Print all the records exactly, please.

*** Data extract ***

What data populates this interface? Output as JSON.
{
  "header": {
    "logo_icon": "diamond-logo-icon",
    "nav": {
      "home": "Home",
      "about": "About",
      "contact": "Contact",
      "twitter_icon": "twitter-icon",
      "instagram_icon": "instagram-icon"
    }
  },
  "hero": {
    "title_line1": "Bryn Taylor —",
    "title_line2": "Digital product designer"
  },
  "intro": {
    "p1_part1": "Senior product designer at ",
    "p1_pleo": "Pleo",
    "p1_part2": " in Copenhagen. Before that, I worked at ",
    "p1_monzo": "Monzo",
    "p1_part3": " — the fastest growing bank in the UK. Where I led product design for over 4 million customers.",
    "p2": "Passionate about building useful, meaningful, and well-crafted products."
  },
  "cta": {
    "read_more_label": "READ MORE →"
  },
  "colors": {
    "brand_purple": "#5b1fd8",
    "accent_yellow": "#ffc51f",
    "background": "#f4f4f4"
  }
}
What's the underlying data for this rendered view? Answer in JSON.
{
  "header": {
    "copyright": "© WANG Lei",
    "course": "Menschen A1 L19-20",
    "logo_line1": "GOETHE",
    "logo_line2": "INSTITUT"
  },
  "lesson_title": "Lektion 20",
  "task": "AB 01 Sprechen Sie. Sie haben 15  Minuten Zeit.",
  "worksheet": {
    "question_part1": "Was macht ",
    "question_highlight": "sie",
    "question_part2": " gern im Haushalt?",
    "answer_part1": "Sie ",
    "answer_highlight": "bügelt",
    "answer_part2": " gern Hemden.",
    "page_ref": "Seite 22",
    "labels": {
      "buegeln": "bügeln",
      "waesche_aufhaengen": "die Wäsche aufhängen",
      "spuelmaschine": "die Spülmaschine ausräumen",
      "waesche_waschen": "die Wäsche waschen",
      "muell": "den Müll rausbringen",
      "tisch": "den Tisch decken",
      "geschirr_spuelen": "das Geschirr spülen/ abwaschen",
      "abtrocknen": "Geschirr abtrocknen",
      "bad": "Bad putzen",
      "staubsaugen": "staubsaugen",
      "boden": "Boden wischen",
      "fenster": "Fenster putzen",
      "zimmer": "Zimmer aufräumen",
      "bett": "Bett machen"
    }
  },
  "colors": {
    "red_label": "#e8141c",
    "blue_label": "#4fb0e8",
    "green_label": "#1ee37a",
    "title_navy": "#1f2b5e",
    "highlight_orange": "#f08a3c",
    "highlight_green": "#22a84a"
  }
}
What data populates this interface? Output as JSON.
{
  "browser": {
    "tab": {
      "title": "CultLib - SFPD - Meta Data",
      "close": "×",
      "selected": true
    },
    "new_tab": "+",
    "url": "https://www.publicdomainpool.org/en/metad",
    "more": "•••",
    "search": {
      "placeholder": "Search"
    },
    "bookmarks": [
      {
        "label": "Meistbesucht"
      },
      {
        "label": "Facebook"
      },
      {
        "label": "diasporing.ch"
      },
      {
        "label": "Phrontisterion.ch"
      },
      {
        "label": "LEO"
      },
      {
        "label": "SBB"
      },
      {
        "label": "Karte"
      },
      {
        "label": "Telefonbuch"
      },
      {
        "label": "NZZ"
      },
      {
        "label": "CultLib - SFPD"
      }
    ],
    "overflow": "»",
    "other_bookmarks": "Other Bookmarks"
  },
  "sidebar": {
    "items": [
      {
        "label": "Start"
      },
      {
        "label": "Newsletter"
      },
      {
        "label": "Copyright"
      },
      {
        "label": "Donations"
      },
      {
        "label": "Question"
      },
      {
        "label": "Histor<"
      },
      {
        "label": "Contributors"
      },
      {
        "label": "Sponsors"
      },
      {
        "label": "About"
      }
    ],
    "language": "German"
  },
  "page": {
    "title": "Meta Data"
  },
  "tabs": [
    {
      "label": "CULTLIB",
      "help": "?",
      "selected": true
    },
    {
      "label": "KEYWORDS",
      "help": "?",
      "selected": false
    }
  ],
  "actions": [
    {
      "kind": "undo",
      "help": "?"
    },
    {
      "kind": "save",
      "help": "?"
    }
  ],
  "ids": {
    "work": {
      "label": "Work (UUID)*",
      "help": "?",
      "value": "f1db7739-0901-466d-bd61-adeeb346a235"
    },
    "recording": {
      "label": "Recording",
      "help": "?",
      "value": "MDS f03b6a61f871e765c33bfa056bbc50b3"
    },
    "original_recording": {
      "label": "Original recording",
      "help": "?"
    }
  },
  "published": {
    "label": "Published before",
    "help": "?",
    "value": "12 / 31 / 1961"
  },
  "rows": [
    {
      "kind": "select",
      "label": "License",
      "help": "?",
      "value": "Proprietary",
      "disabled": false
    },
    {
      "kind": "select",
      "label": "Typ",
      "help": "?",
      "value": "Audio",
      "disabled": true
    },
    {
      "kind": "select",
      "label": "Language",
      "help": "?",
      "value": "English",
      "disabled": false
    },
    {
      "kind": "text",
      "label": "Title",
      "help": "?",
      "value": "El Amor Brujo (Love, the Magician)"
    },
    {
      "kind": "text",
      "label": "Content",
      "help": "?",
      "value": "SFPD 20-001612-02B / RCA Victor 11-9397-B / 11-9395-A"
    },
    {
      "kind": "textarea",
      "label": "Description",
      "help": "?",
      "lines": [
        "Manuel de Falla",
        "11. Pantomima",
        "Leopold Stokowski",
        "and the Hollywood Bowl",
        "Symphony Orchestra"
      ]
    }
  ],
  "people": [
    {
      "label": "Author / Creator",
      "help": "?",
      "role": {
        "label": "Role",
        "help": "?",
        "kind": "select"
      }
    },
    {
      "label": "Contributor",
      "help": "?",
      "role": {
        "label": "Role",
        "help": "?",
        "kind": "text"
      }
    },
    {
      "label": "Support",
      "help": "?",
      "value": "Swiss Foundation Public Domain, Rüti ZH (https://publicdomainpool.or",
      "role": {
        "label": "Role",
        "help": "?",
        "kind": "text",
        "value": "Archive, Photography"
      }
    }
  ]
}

***

--- Output for this task ---
What data populates this interface? Output as JSON.
{
  "header": {
    "logo_icon": "diamond-logo-icon",
    "nav": {
      "home": "Home",
      "about": "About",
      "contact": "Contact",
      "twitter_icon": "twitter-icon",
      "instagram_icon": "instagram-icon"
    }
  },
  "hero": {
    "title_line1": "Bryn Taylor —",
    "title_line2": "Digital product designer"
  },
  "intro": {
    "p1_part1": "Senior product designer at ",
    "p1_pleo": "Pleo",
    "p1_part2": " in Copenhagen. Before that, I worked at ",
    "p1_monzo": "Monzo",
    "p1_part3": " — the fastest growing bank in the UK. Where I led product design for over 4 million customers.",
    "p2": "Passionate about building useful, meaningful, and well-crafted products."
  },
  "cta": {
    "read_more_label": "READ MORE →"
  },
  "colors": {
    "brand_purple": "#5b1fd8",
    "accent_yellow": "#ffc51f",
    "background": "#f4f4f4"
  }
}
What's the underlying data for this rendered view? Answer in JSON.
{
  "header": {
    "copyright": "© WANG Lei",
    "course": "Menschen A1 L19-20",
    "logo_line1": "GOETHE",
    "logo_line2": "INSTITUT"
  },
  "lesson_title": "Lektion 20",
  "task": "AB 01 Sprechen Sie. Sie haben 15  Minuten Zeit.",
  "worksheet": {
    "question_part1": "Was macht ",
    "question_highlight": "sie",
    "question_part2": " gern im Haushalt?",
    "answer_part1": "Sie ",
    "answer_highlight": "bügelt",
    "answer_part2": " gern Hemden.",
    "page_ref": "Seite 22",
    "labels": {
      "buegeln": "bügeln",
      "waesche_aufhaengen": "die Wäsche aufhängen",
      "spuelmaschine": "die Spülmaschine ausräumen",
      "waesche_waschen": "die Wäsche waschen",
      "muell": "den Müll rausbringen",
      "tisch": "den Tisch decken",
      "geschirr_spuelen": "das Geschirr spülen/ abwaschen",
      "abtrocknen": "Geschirr abtrocknen",
      "bad": "Bad putzen",
      "staubsaugen": "staubsaugen",
      "boden": "Boden wischen",
      "fenster": "Fenster putzen",
      "zimmer": "Zimmer aufräumen",
      "bett": "Bett machen"
    }
  },
  "colors": {
    "red_label": "#e8141c",
    "blue_label": "#4fb0e8",
    "green_label": "#1ee37a",
    "title_navy": "#1f2b5e",
    "highlight_orange": "#f08a3c",
    "highlight_green": "#22a84a"
  }
}
What data populates this interface? Output as JSON.
{
  "browser": {
    "tab": {
      "title": "CultLib - SFPD - Meta Data",
      "close": "×",
      "selected": true
    },
    "new_tab": "+",
    "url": "https://www.publicdomainpool.org/en/metad",
    "more": "•••",
    "search": {
      "placeholder": "Search"
    },
    "bookmarks": [
      {
        "label": "Meistbesucht"
      },
      {
        "label": "Facebook"
      },
      {
        "label": "diasporing.ch"
      },
      {
        "label": "Phrontisterion.ch"
      },
      {
        "label": "LEO"
      },
      {
        "label": "SBB"
      },
      {
        "label": "Karte"
      },
      {
        "label": "Telefonbuch"
      },
      {
        "label": "NZZ"
      },
      {
        "label": "CultLib - SFPD"
      }
    ],
    "overflow": "»",
    "other_bookmarks": "Other Bookmarks"
  },
  "sidebar": {
    "items": [
      {
        "label": "Start"
      },
      {
        "label": "Newsletter"
      },
      {
        "label": "Copyright"
      },
      {
        "label": "Donations"
      },
      {
        "label": "Question"
      },
      {
        "label": "Histor<"
      },
      {
        "label": "Contributors"
      },
      {
        "label": "Sponsors"
      },
      {
        "label": "About"
      }
    ],
    "language": "German"
  },
  "page": {
    "title": "Meta Data"
  },
  "tabs": [
    {
      "label": "CULTLIB",
      "help": "?",
      "selected": true
    },
    {
      "label": "KEYWORDS",
      "help": "?",
      "selected": false
    }
  ],
  "actions": [
    {
      "kind": "undo",
      "help": "?"
    },
    {
      "kind": "save",
      "help": "?"
    }
  ],
  "ids": {
    "work": {
      "label": "Work (UUID)*",
      "help": "?",
      "value": "f1db7739-0901-466d-bd61-adeeb346a235"
    },
    "recording": {
      "label": "Recording",
      "help": "?",
      "value": "MDS f03b6a61f871e765c33bfa056bbc50b3"
    },
    "original_recording": {
      "label": "Original recording",
      "help": "?"
    }
  },
  "published": {
    "label": "Published before",
    "help": "?",
    "value": "12 / 31 / 1961"
  },
  "rows": [
    {
      "kind": "select",
      "label": "License",
      "help": "?",
      "value": "Proprietary",
      "disabled": false
    },
    {
      "kind": "select",
      "label": "Typ",
      "help": "?",
      "value": "Audio",
      "disabled": true
    },
    {
      "kind": "select",
      "label": "Language",
      "help": "?",
      "value": "English",
      "disabled": false
    },
    {
      "kind": "text",
      "label": "Title",
      "help": "?",
      "value": "El Amor Brujo (Love, the Magician)"
    },
    {
      "kind": "text",
      "label": "Content",
      "help": "?",
      "value": "SFPD 20-001612-02B / RCA Victor 11-9397-B / 11-9395-A"
    },
    {
      "kind": "textarea",
      "label": "Description",
      "help": "?",
      "lines": [
        "Manuel de Falla",
        "11. Pantomima",
        "Leopold Stokowski",
        "and the Hollywood Bowl",
        "Symphony Orchestra"
      ]
    }
  ],
  "people": [
    {
      "label": "Author / Creator",
      "help": "?",
      "role": {
        "label": "Role",
        "help": "?",
        "kind": "select"
      }
    },
    {
      "label": "Contributor",
      "help": "?",
      "role": {
        "label": "Role",
        "help": "?",
        "kind": "text"
      }
    },
    {
      "label": "Support",
      "help": "?",
      "value": "Swiss Foundation Public Domain, Rüti ZH (https://publicdomainpool.or",
      "role": {
        "label": "Role",
        "help": "?",
        "kind": "text",
        "value": "Archive, Photography"
      }
    }
  ]
}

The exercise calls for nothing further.